- WRITTEN PROBLEM: Write out every entry exactly as it appears.

Stored dataset items
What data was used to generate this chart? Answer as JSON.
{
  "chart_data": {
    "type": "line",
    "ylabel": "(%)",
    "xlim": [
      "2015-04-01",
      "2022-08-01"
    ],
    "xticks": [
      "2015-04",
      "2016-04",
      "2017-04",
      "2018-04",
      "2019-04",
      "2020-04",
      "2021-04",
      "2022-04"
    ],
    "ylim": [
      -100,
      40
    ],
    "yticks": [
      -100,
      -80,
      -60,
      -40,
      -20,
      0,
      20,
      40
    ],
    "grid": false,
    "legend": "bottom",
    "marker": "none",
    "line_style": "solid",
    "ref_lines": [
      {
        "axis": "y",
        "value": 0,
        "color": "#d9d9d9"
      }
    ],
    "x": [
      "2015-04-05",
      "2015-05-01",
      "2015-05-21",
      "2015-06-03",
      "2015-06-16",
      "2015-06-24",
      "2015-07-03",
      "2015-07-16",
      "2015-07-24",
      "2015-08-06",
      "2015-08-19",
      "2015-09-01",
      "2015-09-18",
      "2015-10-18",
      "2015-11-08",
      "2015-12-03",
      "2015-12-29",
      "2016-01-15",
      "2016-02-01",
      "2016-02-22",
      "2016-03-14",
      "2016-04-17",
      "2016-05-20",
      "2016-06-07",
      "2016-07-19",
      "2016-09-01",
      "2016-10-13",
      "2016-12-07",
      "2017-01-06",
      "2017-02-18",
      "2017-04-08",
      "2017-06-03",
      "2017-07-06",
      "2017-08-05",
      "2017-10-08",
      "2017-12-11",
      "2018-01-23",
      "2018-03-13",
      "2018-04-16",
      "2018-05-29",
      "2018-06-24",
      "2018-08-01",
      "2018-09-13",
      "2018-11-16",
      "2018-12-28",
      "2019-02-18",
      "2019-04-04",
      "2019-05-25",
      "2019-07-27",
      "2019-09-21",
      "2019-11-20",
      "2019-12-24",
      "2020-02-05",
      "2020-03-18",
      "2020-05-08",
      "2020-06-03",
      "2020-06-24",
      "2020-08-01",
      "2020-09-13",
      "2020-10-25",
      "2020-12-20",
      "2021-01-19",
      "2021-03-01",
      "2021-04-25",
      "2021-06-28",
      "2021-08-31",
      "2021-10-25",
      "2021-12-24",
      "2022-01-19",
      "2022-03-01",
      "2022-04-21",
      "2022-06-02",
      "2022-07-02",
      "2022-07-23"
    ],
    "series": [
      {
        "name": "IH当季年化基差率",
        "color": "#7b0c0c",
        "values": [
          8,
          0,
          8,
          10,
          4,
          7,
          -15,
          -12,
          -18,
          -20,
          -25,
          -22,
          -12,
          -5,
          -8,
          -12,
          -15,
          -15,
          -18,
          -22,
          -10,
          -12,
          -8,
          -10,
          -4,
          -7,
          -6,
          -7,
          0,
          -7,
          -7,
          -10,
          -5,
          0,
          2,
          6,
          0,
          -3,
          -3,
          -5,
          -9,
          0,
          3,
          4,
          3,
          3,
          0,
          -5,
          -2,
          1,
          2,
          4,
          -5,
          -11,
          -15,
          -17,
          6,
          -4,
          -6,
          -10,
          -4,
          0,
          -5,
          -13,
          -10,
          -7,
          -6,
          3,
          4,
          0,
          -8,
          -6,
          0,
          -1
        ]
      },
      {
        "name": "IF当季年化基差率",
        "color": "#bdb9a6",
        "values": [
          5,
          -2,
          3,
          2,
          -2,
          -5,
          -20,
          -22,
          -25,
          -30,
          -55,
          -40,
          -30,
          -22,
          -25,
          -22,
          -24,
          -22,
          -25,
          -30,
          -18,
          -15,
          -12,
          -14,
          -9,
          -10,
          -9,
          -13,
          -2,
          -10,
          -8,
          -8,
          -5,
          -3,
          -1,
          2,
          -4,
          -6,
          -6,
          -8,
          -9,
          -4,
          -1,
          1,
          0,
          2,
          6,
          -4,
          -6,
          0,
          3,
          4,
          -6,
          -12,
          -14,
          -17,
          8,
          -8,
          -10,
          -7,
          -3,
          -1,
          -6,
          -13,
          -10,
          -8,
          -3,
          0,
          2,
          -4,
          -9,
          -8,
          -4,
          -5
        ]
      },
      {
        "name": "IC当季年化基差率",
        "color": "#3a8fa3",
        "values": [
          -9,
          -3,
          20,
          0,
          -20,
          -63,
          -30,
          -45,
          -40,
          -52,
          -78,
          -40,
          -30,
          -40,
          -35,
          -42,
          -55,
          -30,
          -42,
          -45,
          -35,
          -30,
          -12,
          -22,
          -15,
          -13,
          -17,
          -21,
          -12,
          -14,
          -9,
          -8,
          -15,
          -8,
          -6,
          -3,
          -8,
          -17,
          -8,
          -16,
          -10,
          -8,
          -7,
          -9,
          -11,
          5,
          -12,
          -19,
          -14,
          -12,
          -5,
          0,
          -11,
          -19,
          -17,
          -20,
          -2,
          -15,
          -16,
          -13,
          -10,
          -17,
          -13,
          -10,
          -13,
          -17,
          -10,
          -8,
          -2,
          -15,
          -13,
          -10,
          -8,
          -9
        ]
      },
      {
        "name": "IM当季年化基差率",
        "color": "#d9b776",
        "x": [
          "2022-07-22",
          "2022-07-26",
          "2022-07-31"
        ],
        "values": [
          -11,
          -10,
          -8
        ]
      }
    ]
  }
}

- FINISHED TASK:
What data was used to generate this chart? Answer as JSON.
{
  "chart_data": {
    "type": "line",
    "ylabel": "(%)",
    "xlim": [
      "2015-04-01",
      "2022-08-01"
    ],
    "xticks": [
      "2015-04",
      "2016-04",
      "2017-04",
      "2018-04",
      "2019-04",
      "2020-04",
      "2021-04",
      "2022-04"
    ],
    "ylim": [
      -100,
      40
    ],
    "yticks": [
      -100,
      -80,
      -60,
      -40,
      -20,
      0,
      20,
      40
    ],
    "grid": false,
    "legend": "bottom",
    "marker": "none",
    "line_style": "solid",
    "ref_lines": [
      {
        "axis": "y",
        "value": 0,
        "color": "#d9d9d9"
      }
    ],
    "x": [
      "2015-04-05",
      "2015-05-01",
      "2015-05-21",
      "2015-06-03",
      "2015-06-16",
      "2015-06-24",
      "2015-07-03",
      "2015-07-16",
      "2015-07-24",
      "2015-08-06",
      "2015-08-19",
      "2015-09-01",
      "2015-09-18",
      "2015-10-18",
      "2015-11-08",
      "2015-12-03",
      "2015-12-29",
      "2016-01-15",
      "2016-02-01",
      "2016-02-22",
      "2016-03-14",
      "2016-04-17",
      "2016-05-20",
      "2016-06-07",
      "2016-07-19",
      "2016-09-01",
      "2016-10-13",
      "2016-12-07",
      "2017-01-06",
      "2017-02-18",
      "2017-04-08",
      "2017-06-03",
      "2017-07-06",
      "2017-08-05",
      "2017-10-08",
      "2017-12-11",
      "2018-01-23",
      "2018-03-13",
      "2018-04-16",
      "2018-05-29",
      "2018-06-24",
      "2018-08-01",
      "2018-09-13",
      "2018-11-16",
      "2018-12-28",
      "2019-02-18",
      "2019-04-04",
      "2019-05-25",
      "2019-07-27",
      "2019-09-21",
      "2019-11-20",
      "2019-12-24",
      "2020-02-05",
      "2020-03-18",
      "2020-05-08",
      "2020-06-03",
      "2020-06-24",
      "2020-08-01",
      "2020-09-13",
      "2020-10-25",
      "2020-12-20",
      "2021-01-19",
      "2021-03-01",
      "2021-04-25",
      "2021-06-28",
      "2021-08-31",
      "2021-10-25",
      "2021-12-24",
      "2022-01-19",
      "2022-03-01",
      "2022-04-21",
      "2022-06-02",
      "2022-07-02",
      "2022-07-23"
    ],
    "series": [
      {
        "name": "IH当季年化基差率",
        "color": "#7b0c0c",
        "values": [
          8,
          0,
          8,
          10,
          4,
          7,
          -15,
          -12,
          -18,
          -20,
          -25,
          -22,
          -12,
          -5,
          -8,
          -12,
          -15,
          -15,
          -18,
          -22,
          -10,
          -12,
          -8,
          -10,
          -4,
          -7,
          -6,
          -7,
          0,
          -7,
          -7,
          -10,
          -5,
          0,
          2,
          6,
          0,
          -3,
          -3,
          -5,
          -9,
          0,
          3,
          4,
          3,
          3,
          0,
          -5,
          -2,
          1,
          2,
          4,
          -5,
          -11,
          -15,
          -17,
          6,
          -4,
          -6,
          -10,
          -4,
          0,
          -5,
          -13,
          -10,
          -7,
          -6,
          3,
          4,
          0,
          -8,
          -6,
          0,
          -1
        ]
      },
      {
        "name": "IF当季年化基差率",
        "color": "#bdb9a6",
        "values": [
          5,
          -2,
          3,
          2,
          -2,
          -5,
          -20,
          -22,
          -25,
          -30,
          -55,
          -40,
          -30,
          -22,
          -25,
          -22,
          -24,
          -22,
          -25,
          -30,
          -18,
          -15,
          -12,
          -14,
          -9,
          -10,
          -9,
          -13,
          -2,
          -10,
          -8,
          -8,
          -5,
          -3,
          -1,
          2,
          -4,
          -6,
          -6,
          -8,
          -9,
          -4,
          -1,
          1,
          0,
          2,
          6,
          -4,
          -6,
          0,
          3,
          4,
          -6,
          -12,
          -14,
          -17,
          8,
          -8,
          -10,
          -7,
          -3,
          -1,
          -6,
          -13,
          -10,
          -8,
          -3,
          0,
          2,
          -4,
          -9,
          -8,
          -4,
          -5
        ]
      },
      {
        "name": "IC当季年化基差率",
        "color": "#3a8fa3",
        "values": [
          -9,
          -3,
          20,
          0,
          -20,
          -63,
          -30,
          -45,
          -40,
          -52,
          -78,
          -40,
          -30,
          -40,
          -35,
          -42,
          -55,
          -30,
          -42,
          -45,
          -35,
          -30,
          -12,
          -22,
          -15,
          -13,
          -17,
          -21,
          -12,
          -14,
          -9,
          -8,
          -15,
          -8,
          -6,
          -3,
          -8,
          -17,
          -8,
          -16,
          -10,
          -8,
          -7,
          -9,
          -11,
          5,
          -12,
          -19,
          -14,
          -12,
          -5,
          0,
          -11,
          -19,
          -17,
          -20,
          -2,
          -15,
          -16,
          -13,
          -10,
          -17,
          -13,
          -10,
          -13,
          -17,
          -10,
          -8,
          -2,
          -15,
          -13,
          -10,
          -8,
          -9
        ]
      },
      {
        "name": "IM当季年化基差率",
        "color": "#d9b776",
        "x": [
          "2022-07-22",
          "2022-07-26",
          "2022-07-31"
        ],
        "values": [
          -11,
          -10,
          -8
        ]
      }
    ]
  }
}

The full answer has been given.